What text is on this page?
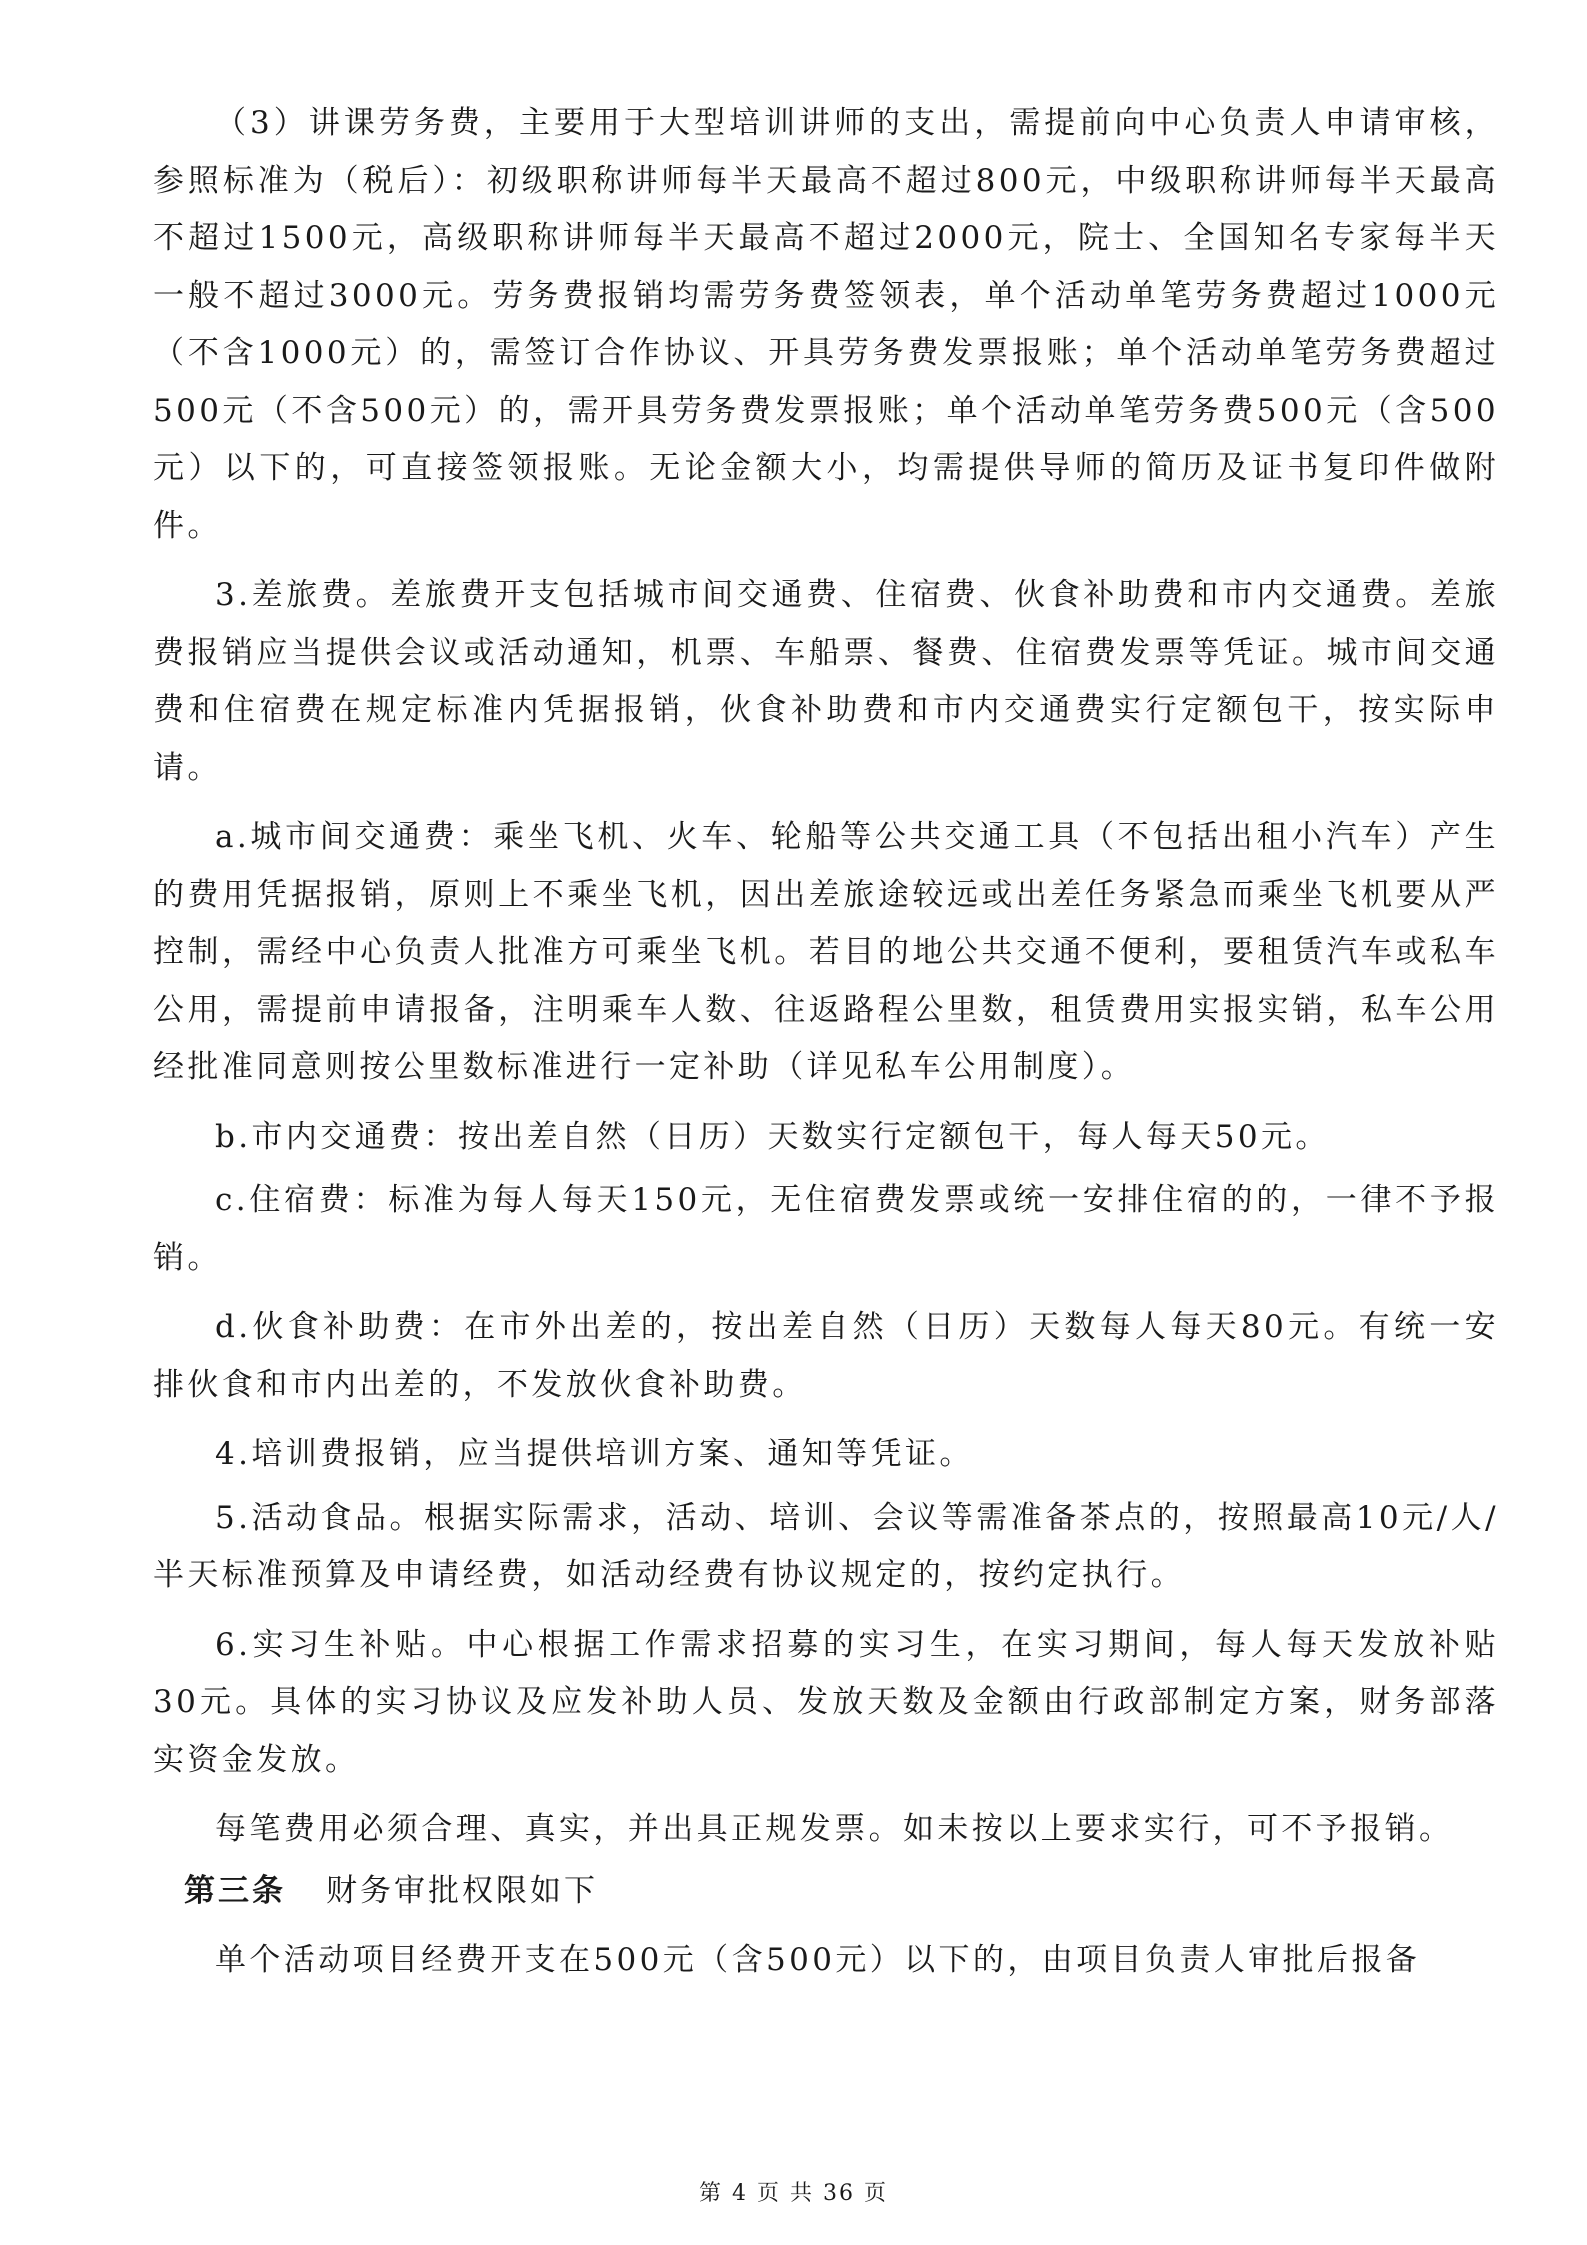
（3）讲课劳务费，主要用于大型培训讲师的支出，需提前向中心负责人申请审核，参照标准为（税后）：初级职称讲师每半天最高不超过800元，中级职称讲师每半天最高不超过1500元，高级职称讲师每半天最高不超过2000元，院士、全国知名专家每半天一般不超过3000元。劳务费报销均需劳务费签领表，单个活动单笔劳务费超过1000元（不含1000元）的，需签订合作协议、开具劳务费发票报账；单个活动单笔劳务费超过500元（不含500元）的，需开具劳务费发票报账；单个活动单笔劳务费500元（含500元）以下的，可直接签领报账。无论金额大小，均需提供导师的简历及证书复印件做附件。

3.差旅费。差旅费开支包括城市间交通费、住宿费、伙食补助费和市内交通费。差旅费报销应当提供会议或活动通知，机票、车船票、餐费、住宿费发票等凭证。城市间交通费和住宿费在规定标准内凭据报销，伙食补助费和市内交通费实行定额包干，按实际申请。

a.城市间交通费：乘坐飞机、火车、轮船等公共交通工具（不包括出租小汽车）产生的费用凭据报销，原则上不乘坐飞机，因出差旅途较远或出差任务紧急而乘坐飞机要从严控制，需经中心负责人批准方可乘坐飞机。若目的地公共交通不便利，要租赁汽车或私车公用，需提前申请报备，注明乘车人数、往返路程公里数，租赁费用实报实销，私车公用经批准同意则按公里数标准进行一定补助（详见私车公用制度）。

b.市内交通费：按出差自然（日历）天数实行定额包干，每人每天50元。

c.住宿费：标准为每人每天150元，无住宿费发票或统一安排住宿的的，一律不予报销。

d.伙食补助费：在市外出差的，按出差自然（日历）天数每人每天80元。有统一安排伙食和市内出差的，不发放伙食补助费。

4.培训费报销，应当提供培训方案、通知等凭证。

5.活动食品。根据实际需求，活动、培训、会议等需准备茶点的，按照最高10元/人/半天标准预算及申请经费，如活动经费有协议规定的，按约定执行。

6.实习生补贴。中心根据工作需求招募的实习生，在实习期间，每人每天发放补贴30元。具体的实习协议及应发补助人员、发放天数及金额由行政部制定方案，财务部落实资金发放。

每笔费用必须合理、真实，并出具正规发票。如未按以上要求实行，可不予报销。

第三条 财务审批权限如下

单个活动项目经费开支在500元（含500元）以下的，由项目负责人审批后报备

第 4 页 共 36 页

•••••

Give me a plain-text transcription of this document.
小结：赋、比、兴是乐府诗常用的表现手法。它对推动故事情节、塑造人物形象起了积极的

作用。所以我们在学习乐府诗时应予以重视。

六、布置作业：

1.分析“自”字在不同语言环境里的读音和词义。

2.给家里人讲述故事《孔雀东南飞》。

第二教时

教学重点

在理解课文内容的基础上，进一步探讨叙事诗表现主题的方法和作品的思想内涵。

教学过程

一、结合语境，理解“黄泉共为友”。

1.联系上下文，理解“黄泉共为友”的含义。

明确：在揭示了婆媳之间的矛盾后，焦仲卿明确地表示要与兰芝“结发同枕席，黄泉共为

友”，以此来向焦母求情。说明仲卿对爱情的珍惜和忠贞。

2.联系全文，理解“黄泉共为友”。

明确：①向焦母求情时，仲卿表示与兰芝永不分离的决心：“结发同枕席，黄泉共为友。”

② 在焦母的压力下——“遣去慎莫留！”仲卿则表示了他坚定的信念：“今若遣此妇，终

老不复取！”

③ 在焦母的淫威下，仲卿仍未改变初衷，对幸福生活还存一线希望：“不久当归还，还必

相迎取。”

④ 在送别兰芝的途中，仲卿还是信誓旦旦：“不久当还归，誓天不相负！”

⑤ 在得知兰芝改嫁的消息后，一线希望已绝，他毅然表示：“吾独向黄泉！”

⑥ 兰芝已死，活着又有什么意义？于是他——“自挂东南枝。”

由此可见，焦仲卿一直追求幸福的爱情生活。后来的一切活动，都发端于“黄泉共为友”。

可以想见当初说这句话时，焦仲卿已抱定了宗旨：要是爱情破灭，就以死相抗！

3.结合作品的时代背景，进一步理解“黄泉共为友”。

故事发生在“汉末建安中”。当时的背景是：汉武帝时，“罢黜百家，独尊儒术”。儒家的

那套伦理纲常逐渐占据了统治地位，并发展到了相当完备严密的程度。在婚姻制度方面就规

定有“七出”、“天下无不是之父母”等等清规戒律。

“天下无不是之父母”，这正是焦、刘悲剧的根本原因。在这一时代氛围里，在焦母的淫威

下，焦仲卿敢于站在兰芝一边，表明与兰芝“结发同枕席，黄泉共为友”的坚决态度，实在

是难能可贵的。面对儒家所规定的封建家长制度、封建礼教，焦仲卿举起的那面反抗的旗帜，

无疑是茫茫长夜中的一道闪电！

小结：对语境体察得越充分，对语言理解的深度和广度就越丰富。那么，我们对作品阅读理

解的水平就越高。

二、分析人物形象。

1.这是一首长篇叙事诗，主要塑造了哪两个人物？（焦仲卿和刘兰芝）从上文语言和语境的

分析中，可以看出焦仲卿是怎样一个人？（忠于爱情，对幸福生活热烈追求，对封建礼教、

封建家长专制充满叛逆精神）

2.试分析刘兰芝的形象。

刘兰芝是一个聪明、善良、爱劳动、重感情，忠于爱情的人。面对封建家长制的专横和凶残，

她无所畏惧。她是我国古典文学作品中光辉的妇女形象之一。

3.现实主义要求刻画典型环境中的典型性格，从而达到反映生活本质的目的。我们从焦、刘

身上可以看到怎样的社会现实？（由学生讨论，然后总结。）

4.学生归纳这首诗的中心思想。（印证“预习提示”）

•••••

Problem details = Return all lines with the word "天下无不是之父母" in them.

Response to the task =
定有“七出”、“天下无不是之父母”等等清规戒律。
“天下无不是之父母”，这正是焦、刘悲剧的根本原因。在这一时代氛围里，在焦母的淫威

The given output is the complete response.